Data provided:
Segment Open
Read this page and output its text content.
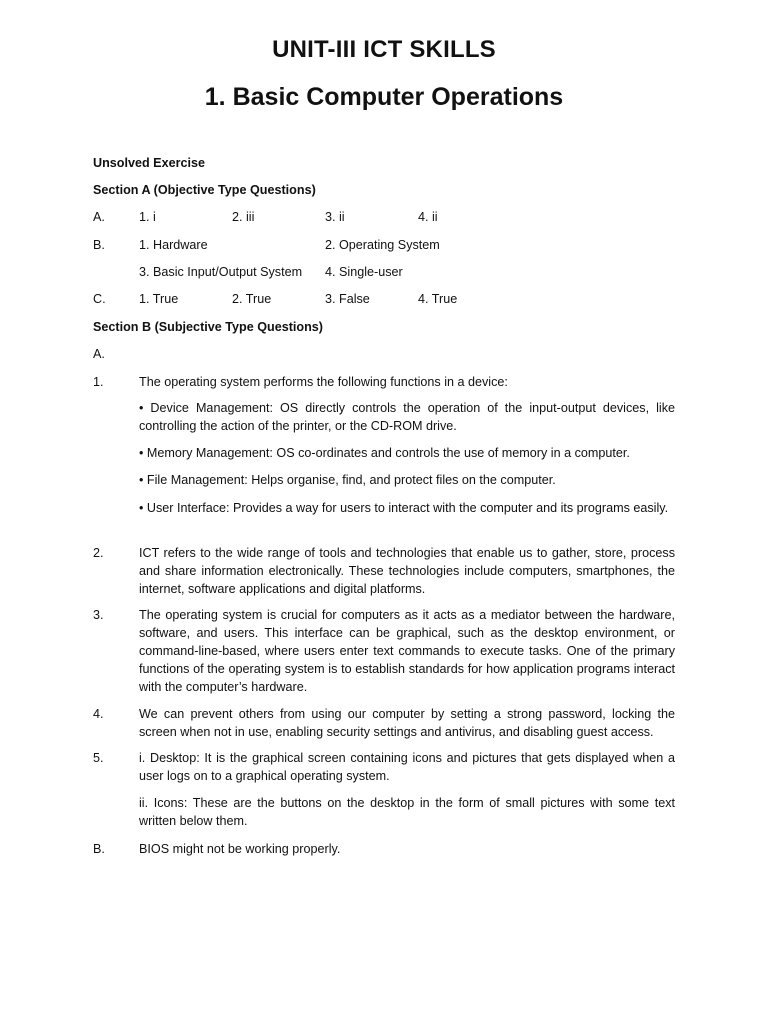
UNIT-III ICT SKILLS
1. Basic Computer Operations
Unsolved Exercise
Section A (Objective Type Questions)
A.	1. i	2. iii	3. ii	4. ii
B.	1. Hardware	2. Operating System
3. Basic Input/Output System 4. Single-user
C.	1. True	2. True	3. False	4. True
Section B (Subjective Type Questions)
A.
1.	The operating system performs the following functions in a device:
• Device Management: OS directly controls the operation of the input-output devices, like controlling the action of the printer, or the CD-ROM drive.
• Memory Management: OS co-ordinates and controls the use of memory in a computer.
• File Management: Helps organise, find, and protect files on the computer.
• User Interface: Provides a way for users to interact with the computer and its programs easily.
2.	ICT refers to the wide range of tools and technologies that enable us to gather, store, process and share information electronically. These technologies include computers, smartphones, the internet, software applications and digital platforms.
3.	The operating system is crucial for computers as it acts as a mediator between the hardware, software, and users. This interface can be graphical, such as the desktop environment, or command-line-based, where users enter text commands to execute tasks. One of the primary functions of the operating system is to establish standards for how application programs interact with the computer’s hardware.
4.	We can prevent others from using our computer by setting a strong password, locking the screen when not in use, enabling security settings and antivirus, and disabling guest access.
5.	i. Desktop: It is the graphical screen containing icons and pictures that gets displayed when a user logs on to a graphical operating system.
ii. Icons: These are the buttons on the desktop in the form of small pictures with some text written below them.
B.	BIOS might not be working properly.
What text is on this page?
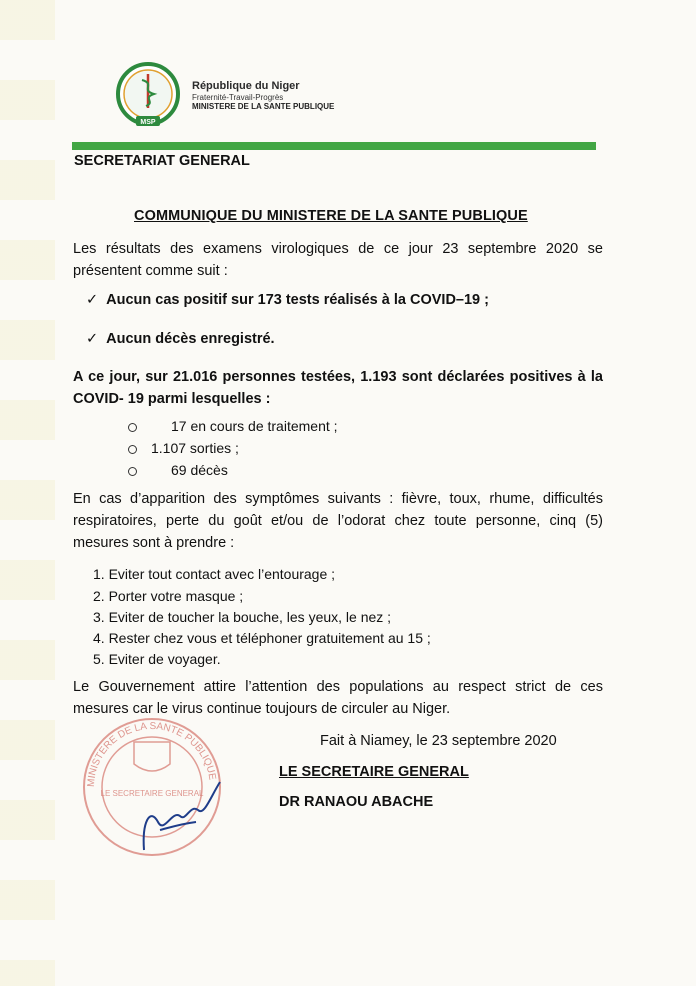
MSP
République du Niger
Fraternité-Travail-Progrès
MINISTERE DE LA SANTE PUBLIQUE
SECRETARIAT GENERAL
COMMUNIQUE DU MINISTERE DE LA SANTE PUBLIQUE
Les résultats des examens virologiques de ce jour 23 septembre 2020 se présentent comme suit :
✓ Aucun cas positif sur 173 tests réalisés à la COVID–19 ;
✓ Aucun décès enregistré.
A ce jour, sur 21.016 personnes testées, 1.193 sont déclarées positives à la COVID- 19 parmi lesquelles :
17 en cours de traitement ;
1.107 sorties ;
69 décès
En cas d’apparition des symptômes suivants : fièvre, toux, rhume, difficultés respiratoires, perte du goût et/ou de l’odorat chez toute personne, cinq (5) mesures sont à prendre :
1. Eviter tout contact avec l’entourage ;
2. Porter votre masque ;
3. Eviter de toucher la bouche, les yeux, le nez ;
4. Rester chez vous et téléphoner gratuitement au 15 ;
5. Eviter de voyager.
Le Gouvernement attire l’attention des populations au respect strict de ces mesures car le virus continue toujours de circuler au Niger.
MINISTERE DE LA SANTE PUBLIQUE
LE SECRETAIRE GENERAL
Fait à Niamey, le 23 septembre 2020
LE SECRETAIRE GENERAL
DR RANAOU ABACHE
Segment Closed
Lines above with the string "Basic" need to be found and copied.

1. Basic Computer Operations
3. Basic Input/Output System 4. Single-user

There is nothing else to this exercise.